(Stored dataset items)
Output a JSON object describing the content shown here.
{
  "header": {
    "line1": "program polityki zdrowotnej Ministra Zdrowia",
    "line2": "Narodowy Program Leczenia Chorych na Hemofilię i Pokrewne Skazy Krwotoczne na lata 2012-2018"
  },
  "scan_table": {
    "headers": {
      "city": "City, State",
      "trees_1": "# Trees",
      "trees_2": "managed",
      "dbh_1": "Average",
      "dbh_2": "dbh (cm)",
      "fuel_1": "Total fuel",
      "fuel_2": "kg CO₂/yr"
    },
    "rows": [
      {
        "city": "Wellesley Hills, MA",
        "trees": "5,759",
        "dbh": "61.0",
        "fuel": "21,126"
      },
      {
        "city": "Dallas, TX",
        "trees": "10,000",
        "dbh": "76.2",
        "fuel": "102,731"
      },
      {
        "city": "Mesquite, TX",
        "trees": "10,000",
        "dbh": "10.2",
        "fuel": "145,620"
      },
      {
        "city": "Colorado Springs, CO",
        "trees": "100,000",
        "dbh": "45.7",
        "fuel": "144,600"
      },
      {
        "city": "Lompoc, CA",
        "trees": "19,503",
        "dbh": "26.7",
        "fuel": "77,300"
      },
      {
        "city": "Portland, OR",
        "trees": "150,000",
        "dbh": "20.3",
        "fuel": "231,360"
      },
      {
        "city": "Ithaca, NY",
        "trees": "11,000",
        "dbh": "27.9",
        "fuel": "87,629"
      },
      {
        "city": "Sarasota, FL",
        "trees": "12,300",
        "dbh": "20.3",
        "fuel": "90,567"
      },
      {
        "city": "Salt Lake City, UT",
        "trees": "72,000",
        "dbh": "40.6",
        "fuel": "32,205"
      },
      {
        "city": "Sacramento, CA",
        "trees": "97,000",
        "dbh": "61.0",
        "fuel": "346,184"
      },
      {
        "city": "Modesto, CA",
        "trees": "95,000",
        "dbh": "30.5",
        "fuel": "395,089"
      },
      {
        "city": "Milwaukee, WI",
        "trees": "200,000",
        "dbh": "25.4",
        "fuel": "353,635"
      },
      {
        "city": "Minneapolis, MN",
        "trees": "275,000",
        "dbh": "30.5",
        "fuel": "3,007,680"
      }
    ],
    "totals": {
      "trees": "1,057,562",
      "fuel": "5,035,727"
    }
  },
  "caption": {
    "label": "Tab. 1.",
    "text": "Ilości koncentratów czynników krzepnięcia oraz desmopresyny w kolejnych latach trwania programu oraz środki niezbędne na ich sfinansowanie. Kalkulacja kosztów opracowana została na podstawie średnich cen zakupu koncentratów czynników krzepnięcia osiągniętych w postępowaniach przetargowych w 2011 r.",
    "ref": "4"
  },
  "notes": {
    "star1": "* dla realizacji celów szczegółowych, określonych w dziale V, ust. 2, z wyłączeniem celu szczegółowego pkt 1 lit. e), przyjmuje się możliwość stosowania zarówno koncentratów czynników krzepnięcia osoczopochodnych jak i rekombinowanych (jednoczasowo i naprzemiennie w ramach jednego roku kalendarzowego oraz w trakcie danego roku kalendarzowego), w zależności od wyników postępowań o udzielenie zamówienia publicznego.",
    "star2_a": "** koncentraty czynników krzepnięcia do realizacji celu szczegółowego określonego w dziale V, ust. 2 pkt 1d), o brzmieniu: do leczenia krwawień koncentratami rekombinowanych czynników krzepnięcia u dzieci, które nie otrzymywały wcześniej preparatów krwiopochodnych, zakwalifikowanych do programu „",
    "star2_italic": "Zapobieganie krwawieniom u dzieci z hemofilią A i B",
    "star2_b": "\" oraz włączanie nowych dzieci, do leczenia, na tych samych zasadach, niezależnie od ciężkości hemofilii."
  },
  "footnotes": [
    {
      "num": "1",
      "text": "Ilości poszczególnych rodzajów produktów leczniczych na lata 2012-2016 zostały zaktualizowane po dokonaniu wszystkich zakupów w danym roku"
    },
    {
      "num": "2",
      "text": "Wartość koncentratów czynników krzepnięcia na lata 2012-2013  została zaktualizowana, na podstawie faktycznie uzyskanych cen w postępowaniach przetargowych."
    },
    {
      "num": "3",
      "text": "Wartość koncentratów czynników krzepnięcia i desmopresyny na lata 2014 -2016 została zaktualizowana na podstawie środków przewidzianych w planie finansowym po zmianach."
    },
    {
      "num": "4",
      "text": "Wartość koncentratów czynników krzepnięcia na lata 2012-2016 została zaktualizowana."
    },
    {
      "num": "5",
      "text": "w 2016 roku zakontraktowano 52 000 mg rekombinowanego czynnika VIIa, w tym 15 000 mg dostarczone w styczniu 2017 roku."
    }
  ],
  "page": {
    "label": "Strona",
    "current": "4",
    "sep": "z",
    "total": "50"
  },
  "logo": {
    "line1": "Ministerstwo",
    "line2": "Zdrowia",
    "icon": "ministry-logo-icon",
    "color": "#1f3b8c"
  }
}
* * *
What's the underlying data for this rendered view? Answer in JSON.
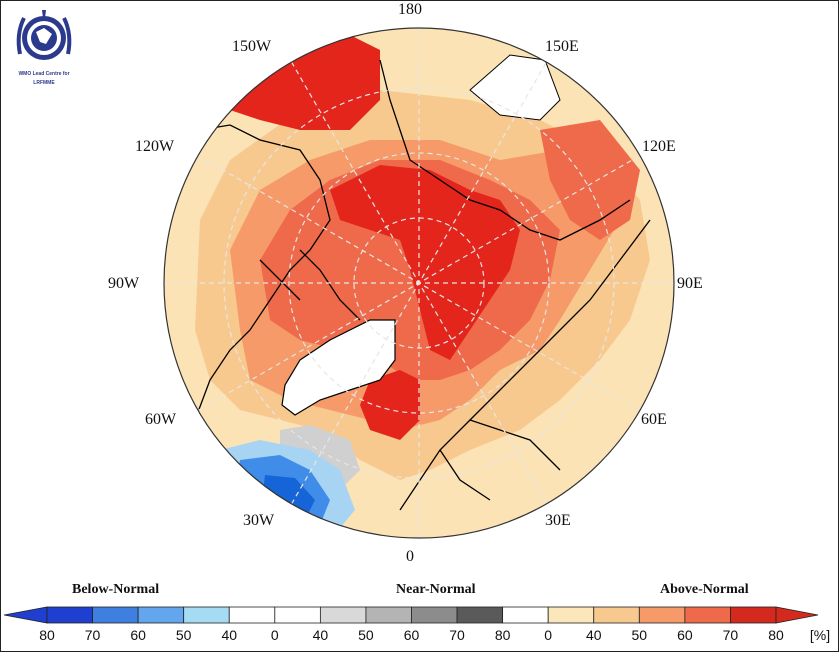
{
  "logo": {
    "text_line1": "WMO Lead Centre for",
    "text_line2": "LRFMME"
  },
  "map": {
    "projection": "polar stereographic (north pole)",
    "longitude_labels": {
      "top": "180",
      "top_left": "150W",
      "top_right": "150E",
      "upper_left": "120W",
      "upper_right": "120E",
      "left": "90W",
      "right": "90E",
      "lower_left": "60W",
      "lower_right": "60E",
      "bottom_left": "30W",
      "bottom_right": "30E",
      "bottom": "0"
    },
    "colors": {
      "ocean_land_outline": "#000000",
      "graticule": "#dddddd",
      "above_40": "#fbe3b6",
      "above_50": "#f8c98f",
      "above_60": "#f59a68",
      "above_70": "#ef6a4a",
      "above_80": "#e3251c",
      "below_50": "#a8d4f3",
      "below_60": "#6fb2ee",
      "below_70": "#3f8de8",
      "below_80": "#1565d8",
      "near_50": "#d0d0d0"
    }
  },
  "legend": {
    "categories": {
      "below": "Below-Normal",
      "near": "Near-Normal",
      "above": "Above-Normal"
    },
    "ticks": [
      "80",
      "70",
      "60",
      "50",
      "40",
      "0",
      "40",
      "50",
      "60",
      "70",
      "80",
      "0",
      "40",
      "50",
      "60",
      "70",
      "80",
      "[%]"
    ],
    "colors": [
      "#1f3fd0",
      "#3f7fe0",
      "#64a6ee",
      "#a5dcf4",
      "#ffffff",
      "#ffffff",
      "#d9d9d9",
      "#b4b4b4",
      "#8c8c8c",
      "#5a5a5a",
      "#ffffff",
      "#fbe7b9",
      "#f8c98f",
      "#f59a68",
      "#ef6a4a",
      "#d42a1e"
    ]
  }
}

#### [Set problem]
Lines holding the word "podstawie" should be counted across the entries; state only how many there are.

#### [Exercise response]
3